TASK DATA:
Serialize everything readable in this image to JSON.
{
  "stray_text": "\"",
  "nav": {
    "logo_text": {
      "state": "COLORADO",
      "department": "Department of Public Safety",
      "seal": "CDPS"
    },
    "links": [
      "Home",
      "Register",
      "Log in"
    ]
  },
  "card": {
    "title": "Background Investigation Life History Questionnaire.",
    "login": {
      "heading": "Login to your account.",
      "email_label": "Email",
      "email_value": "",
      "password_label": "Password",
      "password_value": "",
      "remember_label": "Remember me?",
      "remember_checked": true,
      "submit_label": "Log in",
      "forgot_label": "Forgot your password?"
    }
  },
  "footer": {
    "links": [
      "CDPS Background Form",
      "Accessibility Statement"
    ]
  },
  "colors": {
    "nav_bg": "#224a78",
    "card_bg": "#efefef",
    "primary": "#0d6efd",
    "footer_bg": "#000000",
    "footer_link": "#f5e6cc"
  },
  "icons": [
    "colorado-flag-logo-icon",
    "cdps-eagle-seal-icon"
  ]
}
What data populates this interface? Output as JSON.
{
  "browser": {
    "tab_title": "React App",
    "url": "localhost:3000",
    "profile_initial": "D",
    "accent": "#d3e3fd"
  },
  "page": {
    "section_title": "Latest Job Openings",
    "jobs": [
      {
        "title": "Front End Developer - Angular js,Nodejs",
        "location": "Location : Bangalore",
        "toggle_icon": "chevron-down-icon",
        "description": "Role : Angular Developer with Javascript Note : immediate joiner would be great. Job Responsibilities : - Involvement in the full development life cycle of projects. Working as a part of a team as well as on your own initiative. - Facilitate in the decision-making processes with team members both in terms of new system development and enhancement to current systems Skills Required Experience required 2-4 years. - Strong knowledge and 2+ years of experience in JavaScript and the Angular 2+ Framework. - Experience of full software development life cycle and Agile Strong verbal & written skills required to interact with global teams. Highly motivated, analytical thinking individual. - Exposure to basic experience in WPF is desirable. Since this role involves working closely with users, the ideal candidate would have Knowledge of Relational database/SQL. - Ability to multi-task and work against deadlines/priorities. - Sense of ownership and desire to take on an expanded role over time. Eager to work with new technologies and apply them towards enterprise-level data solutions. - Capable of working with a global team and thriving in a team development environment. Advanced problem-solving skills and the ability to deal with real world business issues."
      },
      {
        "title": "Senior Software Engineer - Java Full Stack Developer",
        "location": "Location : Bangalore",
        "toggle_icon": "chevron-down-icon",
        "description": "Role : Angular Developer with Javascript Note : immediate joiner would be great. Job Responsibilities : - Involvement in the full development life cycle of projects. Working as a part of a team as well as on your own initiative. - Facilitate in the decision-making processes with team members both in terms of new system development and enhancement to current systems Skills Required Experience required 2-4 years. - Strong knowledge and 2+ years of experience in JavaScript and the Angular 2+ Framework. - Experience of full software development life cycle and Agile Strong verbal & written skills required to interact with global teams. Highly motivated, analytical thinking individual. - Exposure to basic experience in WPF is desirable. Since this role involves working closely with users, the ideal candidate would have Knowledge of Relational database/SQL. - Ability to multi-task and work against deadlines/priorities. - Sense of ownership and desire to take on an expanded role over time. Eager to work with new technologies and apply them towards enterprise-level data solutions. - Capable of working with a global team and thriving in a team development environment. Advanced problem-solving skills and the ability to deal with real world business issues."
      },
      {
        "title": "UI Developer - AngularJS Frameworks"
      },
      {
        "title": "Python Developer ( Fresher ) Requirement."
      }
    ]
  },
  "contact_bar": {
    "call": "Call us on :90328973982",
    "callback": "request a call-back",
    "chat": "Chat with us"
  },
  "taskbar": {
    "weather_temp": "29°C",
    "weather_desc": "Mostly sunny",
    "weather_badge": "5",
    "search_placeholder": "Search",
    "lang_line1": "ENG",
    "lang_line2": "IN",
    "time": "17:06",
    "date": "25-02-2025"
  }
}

STATED TASK: Determine how many lines above contain "Background" as a word or string. Give the number alone.

RESULT: 2